PROBLEM DESCRIPTION
Reproduce the entries below verbatim, beginning with the first one and stopping after the line that contains "clothing-item[interactable]: Chinese costume1".

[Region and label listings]
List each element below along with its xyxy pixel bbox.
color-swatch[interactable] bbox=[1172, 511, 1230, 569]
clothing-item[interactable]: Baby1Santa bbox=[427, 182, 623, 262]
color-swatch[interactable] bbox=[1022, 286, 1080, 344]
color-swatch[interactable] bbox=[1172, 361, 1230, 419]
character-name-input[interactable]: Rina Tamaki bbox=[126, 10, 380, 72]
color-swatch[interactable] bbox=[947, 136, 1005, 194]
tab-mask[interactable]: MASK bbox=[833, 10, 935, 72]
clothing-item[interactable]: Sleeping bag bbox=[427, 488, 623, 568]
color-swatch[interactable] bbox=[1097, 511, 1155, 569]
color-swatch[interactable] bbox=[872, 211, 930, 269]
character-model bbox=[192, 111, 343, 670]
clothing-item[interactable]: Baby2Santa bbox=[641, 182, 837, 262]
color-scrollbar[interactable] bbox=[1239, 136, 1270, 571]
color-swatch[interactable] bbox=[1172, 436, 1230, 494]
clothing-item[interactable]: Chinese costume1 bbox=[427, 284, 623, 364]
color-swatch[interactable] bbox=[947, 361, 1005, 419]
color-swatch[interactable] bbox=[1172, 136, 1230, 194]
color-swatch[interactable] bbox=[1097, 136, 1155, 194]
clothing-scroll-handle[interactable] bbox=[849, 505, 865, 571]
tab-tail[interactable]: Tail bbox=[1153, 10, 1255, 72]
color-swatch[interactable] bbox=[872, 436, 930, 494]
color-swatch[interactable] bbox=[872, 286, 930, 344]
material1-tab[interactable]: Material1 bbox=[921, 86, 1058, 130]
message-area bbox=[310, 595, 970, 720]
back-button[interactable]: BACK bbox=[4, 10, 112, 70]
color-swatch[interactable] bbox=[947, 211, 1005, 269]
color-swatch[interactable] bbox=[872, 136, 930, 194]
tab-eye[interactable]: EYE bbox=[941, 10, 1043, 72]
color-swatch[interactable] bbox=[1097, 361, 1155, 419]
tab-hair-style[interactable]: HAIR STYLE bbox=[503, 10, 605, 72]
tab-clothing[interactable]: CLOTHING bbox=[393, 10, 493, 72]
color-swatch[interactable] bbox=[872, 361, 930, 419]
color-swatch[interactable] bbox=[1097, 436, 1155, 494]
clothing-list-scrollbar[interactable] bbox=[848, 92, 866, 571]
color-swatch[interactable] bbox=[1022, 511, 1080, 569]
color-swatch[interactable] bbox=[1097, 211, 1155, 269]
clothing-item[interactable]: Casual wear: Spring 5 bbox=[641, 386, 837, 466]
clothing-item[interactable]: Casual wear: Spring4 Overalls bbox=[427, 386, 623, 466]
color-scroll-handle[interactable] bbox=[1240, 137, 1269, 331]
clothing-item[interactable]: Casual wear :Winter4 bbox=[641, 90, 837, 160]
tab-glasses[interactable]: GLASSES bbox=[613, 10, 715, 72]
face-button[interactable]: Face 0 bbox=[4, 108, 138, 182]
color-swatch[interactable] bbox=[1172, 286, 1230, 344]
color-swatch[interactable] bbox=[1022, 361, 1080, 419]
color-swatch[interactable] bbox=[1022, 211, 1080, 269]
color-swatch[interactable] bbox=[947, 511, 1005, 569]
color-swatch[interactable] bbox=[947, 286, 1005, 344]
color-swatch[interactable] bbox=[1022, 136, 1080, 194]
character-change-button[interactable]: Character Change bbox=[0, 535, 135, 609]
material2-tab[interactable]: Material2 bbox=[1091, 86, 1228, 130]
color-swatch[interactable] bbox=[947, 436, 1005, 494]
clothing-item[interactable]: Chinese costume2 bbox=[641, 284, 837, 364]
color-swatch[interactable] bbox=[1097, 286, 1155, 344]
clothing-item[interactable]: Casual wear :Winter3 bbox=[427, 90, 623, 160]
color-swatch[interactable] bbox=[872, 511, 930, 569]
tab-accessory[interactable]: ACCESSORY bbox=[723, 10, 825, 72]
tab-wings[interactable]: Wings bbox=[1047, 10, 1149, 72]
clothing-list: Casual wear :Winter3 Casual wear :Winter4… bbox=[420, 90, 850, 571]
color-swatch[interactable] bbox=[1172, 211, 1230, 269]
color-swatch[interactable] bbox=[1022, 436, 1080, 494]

EXERCISE RESULT
List each element below along with its xyxy pixel bbox.
color-swatch[interactable] bbox=[1172, 511, 1230, 569]
clothing-item[interactable]: Baby1Santa bbox=[427, 182, 623, 262]
color-swatch[interactable] bbox=[1022, 286, 1080, 344]
color-swatch[interactable] bbox=[1172, 361, 1230, 419]
character-name-input[interactable]: Rina Tamaki bbox=[126, 10, 380, 72]
color-swatch[interactable] bbox=[947, 136, 1005, 194]
tab-mask[interactable]: MASK bbox=[833, 10, 935, 72]
clothing-item[interactable]: Sleeping bag bbox=[427, 488, 623, 568]
color-swatch[interactable] bbox=[1097, 511, 1155, 569]
color-swatch[interactable] bbox=[872, 211, 930, 269]
character-model bbox=[192, 111, 343, 670]
clothing-item[interactable]: Baby2Santa bbox=[641, 182, 837, 262]
color-scrollbar[interactable] bbox=[1239, 136, 1270, 571]
color-swatch[interactable] bbox=[1172, 436, 1230, 494]
clothing-item[interactable]: Chinese costume1 bbox=[427, 284, 623, 364]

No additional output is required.